* [Task objective]: Copy out every line that contains the word "quale".

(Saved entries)
=====

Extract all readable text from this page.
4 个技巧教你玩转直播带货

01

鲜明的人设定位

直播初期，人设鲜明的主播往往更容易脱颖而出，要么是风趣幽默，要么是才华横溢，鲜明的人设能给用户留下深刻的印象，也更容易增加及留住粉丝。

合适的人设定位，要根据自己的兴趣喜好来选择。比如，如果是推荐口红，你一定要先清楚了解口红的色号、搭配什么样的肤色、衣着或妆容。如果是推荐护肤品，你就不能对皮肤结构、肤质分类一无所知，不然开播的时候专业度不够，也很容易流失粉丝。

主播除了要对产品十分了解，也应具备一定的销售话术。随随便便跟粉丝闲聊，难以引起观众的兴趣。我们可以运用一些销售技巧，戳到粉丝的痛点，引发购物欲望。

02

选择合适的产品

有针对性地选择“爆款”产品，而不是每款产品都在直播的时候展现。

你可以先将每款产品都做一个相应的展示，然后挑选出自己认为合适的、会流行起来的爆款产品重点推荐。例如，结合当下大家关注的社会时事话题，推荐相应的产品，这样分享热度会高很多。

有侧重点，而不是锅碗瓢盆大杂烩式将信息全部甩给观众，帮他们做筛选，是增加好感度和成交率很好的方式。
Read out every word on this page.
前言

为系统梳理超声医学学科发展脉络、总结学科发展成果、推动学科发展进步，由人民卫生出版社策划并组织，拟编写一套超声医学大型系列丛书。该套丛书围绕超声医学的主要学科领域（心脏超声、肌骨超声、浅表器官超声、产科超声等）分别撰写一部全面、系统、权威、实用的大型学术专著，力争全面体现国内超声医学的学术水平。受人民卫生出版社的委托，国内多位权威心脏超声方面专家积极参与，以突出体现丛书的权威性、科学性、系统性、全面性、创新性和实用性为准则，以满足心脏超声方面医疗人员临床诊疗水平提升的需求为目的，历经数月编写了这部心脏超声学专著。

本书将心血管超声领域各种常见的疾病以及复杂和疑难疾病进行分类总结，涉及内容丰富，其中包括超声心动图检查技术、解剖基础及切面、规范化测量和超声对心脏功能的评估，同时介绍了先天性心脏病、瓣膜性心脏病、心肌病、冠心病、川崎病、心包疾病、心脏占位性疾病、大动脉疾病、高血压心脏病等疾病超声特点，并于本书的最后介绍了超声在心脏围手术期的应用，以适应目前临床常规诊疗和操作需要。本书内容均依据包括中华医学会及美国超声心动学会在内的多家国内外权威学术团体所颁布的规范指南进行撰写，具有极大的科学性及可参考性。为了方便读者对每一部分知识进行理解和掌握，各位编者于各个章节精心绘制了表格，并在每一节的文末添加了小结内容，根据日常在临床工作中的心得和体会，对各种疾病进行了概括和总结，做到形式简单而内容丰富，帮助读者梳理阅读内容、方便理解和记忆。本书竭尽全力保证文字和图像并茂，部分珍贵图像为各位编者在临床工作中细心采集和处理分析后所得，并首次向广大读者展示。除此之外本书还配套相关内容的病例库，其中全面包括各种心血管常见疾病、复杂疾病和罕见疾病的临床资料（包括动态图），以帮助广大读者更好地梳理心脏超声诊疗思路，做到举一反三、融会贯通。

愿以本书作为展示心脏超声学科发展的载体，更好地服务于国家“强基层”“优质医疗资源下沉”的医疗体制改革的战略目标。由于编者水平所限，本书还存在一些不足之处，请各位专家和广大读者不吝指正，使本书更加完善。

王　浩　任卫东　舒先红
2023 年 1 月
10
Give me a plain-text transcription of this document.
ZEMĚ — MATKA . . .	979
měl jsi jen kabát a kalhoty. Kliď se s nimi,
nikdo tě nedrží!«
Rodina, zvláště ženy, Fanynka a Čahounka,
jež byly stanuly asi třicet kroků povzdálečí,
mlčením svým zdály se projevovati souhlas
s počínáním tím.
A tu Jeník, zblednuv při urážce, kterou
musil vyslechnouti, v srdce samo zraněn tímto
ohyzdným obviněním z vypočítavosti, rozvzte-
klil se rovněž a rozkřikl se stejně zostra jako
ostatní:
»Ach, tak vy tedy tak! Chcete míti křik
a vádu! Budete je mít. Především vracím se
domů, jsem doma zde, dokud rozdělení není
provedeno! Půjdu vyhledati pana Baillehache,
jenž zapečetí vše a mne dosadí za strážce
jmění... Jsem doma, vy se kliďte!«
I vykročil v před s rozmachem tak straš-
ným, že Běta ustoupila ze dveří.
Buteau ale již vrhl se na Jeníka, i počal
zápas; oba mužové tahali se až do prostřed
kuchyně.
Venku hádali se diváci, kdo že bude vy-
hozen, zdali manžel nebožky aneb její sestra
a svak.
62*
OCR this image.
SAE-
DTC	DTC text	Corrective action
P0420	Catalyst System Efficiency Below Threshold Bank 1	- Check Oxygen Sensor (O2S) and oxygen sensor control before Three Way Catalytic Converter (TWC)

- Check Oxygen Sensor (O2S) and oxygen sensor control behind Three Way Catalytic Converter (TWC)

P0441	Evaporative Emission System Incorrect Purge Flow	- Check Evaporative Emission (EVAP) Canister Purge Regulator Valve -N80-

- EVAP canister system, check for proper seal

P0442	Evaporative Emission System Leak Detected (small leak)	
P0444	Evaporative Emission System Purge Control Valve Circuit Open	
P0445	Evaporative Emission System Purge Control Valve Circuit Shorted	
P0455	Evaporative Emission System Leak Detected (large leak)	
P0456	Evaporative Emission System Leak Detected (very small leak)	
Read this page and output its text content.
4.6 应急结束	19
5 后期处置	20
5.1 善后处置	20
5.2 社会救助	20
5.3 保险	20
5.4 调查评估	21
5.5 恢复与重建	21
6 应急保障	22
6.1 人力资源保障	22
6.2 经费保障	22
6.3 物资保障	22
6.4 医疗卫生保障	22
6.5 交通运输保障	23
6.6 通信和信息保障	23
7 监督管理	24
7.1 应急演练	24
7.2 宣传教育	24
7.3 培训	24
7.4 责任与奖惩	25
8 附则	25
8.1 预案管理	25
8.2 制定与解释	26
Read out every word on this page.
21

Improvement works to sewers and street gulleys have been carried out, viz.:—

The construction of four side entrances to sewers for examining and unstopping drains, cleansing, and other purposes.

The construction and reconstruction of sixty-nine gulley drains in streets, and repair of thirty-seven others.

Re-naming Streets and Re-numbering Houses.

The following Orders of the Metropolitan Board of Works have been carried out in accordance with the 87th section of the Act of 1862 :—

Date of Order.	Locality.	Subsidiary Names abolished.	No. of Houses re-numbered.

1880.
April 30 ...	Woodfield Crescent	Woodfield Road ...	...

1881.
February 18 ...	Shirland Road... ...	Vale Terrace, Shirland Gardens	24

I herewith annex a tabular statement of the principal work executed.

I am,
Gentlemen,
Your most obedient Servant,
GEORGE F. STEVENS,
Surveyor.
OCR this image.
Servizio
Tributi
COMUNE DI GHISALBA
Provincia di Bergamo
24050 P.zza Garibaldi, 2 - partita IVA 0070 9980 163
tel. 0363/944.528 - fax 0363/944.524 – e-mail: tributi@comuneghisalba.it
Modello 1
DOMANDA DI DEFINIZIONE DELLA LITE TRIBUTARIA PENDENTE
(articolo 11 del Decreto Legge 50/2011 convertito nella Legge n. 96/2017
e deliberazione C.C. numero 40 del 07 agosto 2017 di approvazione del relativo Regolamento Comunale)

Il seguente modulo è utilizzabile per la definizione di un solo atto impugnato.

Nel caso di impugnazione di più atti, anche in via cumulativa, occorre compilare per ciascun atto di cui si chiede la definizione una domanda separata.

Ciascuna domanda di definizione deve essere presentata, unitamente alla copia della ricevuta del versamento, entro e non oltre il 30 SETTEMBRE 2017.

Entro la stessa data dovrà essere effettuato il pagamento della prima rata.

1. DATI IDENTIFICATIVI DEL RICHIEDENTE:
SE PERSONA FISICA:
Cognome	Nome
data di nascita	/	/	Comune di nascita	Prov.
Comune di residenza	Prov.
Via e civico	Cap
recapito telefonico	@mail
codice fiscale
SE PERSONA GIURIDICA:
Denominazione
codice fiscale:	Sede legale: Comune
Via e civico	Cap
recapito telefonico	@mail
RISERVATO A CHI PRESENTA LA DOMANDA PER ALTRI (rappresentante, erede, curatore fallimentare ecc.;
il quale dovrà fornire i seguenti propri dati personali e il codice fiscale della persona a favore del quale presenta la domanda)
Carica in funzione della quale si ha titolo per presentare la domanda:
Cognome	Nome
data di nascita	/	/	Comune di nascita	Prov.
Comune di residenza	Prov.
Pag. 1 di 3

=====

* [Solution below]:
il quale dovrà fornire i seguenti propri dati personali e il codice fiscale della persona a favore del quale presenta la domanda)
Carica in funzione della quale si ha titolo per presentare la domanda:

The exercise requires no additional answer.